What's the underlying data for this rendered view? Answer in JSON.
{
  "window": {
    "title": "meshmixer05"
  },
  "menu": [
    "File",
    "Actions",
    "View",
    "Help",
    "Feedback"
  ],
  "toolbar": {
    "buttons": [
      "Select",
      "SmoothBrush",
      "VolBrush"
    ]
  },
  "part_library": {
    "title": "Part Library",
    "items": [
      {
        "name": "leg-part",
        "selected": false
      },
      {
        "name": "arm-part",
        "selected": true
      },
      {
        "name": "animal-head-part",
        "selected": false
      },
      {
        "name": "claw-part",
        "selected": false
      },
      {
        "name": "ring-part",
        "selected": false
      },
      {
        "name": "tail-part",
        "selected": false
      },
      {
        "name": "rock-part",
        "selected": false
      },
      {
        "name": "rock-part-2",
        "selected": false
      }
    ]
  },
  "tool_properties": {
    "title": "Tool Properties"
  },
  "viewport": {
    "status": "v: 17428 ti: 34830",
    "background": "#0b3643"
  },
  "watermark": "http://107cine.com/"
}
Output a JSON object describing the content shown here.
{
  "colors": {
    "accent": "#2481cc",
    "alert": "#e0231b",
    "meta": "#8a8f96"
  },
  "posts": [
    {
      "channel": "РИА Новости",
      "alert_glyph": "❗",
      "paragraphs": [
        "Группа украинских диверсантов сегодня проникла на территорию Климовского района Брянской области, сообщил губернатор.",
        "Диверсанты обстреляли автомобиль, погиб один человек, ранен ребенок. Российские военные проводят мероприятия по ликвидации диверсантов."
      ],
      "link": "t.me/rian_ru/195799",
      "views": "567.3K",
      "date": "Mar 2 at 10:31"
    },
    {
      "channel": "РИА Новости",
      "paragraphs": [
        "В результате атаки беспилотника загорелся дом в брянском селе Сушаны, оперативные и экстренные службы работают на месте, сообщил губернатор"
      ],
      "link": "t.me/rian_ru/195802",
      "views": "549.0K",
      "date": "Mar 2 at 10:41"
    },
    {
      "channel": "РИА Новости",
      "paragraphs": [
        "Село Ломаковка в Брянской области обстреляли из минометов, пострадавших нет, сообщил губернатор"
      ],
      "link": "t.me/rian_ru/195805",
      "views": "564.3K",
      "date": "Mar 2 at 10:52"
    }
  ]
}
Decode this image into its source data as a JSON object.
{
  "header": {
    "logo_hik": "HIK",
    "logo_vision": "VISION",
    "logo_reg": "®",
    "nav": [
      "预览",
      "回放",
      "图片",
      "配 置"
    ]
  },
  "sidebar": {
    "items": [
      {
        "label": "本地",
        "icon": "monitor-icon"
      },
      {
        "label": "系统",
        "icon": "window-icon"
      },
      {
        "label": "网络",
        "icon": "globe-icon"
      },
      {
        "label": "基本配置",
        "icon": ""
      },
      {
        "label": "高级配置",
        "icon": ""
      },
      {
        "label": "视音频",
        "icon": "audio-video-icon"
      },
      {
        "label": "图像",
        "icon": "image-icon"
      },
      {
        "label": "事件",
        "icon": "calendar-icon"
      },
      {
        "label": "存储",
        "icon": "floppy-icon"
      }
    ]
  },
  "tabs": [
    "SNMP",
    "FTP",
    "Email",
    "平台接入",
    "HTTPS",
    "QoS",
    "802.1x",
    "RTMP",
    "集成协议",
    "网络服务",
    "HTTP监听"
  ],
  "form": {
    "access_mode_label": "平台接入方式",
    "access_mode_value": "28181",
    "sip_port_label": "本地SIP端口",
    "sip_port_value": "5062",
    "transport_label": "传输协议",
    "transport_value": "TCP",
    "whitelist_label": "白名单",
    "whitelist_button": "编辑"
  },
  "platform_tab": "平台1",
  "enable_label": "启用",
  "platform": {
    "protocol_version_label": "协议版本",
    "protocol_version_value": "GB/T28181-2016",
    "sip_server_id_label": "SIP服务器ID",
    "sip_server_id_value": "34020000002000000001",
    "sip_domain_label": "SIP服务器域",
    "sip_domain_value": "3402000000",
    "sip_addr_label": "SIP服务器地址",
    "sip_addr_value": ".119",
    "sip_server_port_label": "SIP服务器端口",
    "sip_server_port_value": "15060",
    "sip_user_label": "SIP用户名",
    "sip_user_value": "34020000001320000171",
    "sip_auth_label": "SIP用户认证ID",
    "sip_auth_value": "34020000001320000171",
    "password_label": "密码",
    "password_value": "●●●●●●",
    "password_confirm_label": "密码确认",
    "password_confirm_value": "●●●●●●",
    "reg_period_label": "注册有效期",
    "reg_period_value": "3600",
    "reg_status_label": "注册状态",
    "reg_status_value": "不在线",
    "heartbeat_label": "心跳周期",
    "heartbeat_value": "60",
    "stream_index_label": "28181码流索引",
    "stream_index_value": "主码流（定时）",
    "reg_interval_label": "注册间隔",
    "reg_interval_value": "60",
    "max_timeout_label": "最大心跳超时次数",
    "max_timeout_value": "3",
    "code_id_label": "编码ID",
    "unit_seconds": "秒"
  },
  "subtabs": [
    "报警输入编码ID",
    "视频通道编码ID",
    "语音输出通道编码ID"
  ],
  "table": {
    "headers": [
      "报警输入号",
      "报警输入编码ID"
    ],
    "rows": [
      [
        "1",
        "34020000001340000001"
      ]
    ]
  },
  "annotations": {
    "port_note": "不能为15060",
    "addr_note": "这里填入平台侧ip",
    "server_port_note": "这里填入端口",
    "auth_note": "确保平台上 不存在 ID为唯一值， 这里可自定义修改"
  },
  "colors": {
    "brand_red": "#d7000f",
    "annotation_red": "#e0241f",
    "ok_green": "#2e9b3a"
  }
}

========================

» Task brief: Copy out the whole listing, exactly as written.

» Solution for this problem:
What's the underlying data for this rendered view? Answer in JSON.
{
  "window": {
    "title": "meshmixer05"
  },
  "menu": [
    "File",
    "Actions",
    "View",
    "Help",
    "Feedback"
  ],
  "toolbar": {
    "buttons": [
      "Select",
      "SmoothBrush",
      "VolBrush"
    ]
  },
  "part_library": {
    "title": "Part Library",
    "items": [
      {
        "name": "leg-part",
        "selected": false
      },
      {
        "name": "arm-part",
        "selected": true
      },
      {
        "name": "animal-head-part",
        "selected": false
      },
      {
        "name": "claw-part",
        "selected": false
      },
      {
        "name": "ring-part",
        "selected": false
      },
      {
        "name": "tail-part",
        "selected": false
      },
      {
        "name": "rock-part",
        "selected": false
      },
      {
        "name": "rock-part-2",
        "selected": false
      }
    ]
  },
  "tool_properties": {
    "title": "Tool Properties"
  },
  "viewport": {
    "status": "v: 17428 ti: 34830",
    "background": "#0b3643"
  },
  "watermark": "http://107cine.com/"
}
Output a JSON object describing the content shown here.
{
  "colors": {
    "accent": "#2481cc",
    "alert": "#e0231b",
    "meta": "#8a8f96"
  },
  "posts": [
    {
      "channel": "РИА Новости",
      "alert_glyph": "❗",
      "paragraphs": [
        "Группа украинских диверсантов сегодня проникла на территорию Климовского района Брянской области, сообщил губернатор.",
        "Диверсанты обстреляли автомобиль, погиб один человек, ранен ребенок. Российские военные проводят мероприятия по ликвидации диверсантов."
      ],
      "link": "t.me/rian_ru/195799",
      "views": "567.3K",
      "date": "Mar 2 at 10:31"
    },
    {
      "channel": "РИА Новости",
      "paragraphs": [
        "В результате атаки беспилотника загорелся дом в брянском селе Сушаны, оперативные и экстренные службы работают на месте, сообщил губернатор"
      ],
      "link": "t.me/rian_ru/195802",
      "views": "549.0K",
      "date": "Mar 2 at 10:41"
    },
    {
      "channel": "РИА Новости",
      "paragraphs": [
        "Село Ломаковка в Брянской области обстреляли из минометов, пострадавших нет, сообщил губернатор"
      ],
      "link": "t.me/rian_ru/195805",
      "views": "564.3K",
      "date": "Mar 2 at 10:52"
    }
  ]
}
Decode this image into its source data as a JSON object.
{
  "header": {
    "logo_hik": "HIK",
    "logo_vision": "VISION",
    "logo_reg": "®",
    "nav": [
      "预览",
      "回放",
      "图片",
      "配 置"
    ]
  },
  "sidebar": {
    "items": [
      {
        "label": "本地",
        "icon": "monitor-icon"
      },
      {
        "label": "系统",
        "icon": "window-icon"
      },
      {
        "label": "网络",
        "icon": "globe-icon"
      },
      {
        "label": "基本配置",
        "icon": ""
      },
      {
        "label": "高级配置",
        "icon": ""
      },
      {
        "label": "视音频",
        "icon": "audio-video-icon"
      },
      {
        "label": "图像",
        "icon": "image-icon"
      },
      {
        "label": "事件",
        "icon": "calendar-icon"
      },
      {
        "label": "存储",
        "icon": "floppy-icon"
      }
    ]
  },
  "tabs": [
    "SNMP",
    "FTP",
    "Email",
    "平台接入",
    "HTTPS",
    "QoS",
    "802.1x",
    "RTMP",
    "集成协议",
    "网络服务",
    "HTTP监听"
  ],
  "form": {
    "access_mode_label": "平台接入方式",
    "access_mode_value": "28181",
    "sip_port_label": "本地SIP端口",
    "sip_port_value": "5062",
    "transport_label": "传输协议",
    "transport_value": "TCP",
    "whitelist_label": "白名单",
    "whitelist_button": "编辑"
  },
  "platform_tab": "平台1",
  "enable_label": "启用",
  "platform": {
    "protocol_version_label": "协议版本",
    "protocol_version_value": "GB/T28181-2016",
    "sip_server_id_label": "SIP服务器ID",
    "sip_server_id_value": "34020000002000000001",
    "sip_domain_label": "SIP服务器域",
    "sip_domain_value": "3402000000",
    "sip_addr_label": "SIP服务器地址",
    "sip_addr_value": ".119",
    "sip_server_port_label": "SIP服务器端口",
    "sip_server_port_value": "15060",
    "sip_user_label": "SIP用户名",
    "sip_user_value": "34020000001320000171",
    "sip_auth_label": "SIP用户认证ID",
    "sip_auth_value": "34020000001320000171",
    "password_label": "密码",
    "password_value": "●●●●●●",
    "password_confirm_label": "密码确认",
    "password_confirm_value": "●●●●●●",
    "reg_period_label": "注册有效期",
    "reg_period_value": "3600",
    "reg_status_label": "注册状态",
    "reg_status_value": "不在线",
    "heartbeat_label": "心跳周期",
    "heartbeat_value": "60",
    "stream_index_label": "28181码流索引",
    "stream_index_value": "主码流（定时）",
    "reg_interval_label": "注册间隔",
    "reg_interval_value": "60",
    "max_timeout_label": "最大心跳超时次数",
    "max_timeout_value": "3",
    "code_id_label": "编码ID",
    "unit_seconds": "秒"
  },
  "subtabs": [
    "报警输入编码ID",
    "视频通道编码ID",
    "语音输出通道编码ID"
  ],
  "table": {
    "headers": [
      "报警输入号",
      "报警输入编码ID"
    ],
    "rows": [
      [
        "1",
        "34020000001340000001"
      ]
    ]
  },
  "annotations": {
    "port_note": "不能为15060",
    "addr_note": "这里填入平台侧ip",
    "server_port_note": "这里填入端口",
    "auth_note": "确保平台上 不存在 ID为唯一值， 这里可自定义修改"
  },
  "colors": {
    "brand_red": "#d7000f",
    "annotation_red": "#e0241f",
    "ok_green": "#2e9b3a"
  }
}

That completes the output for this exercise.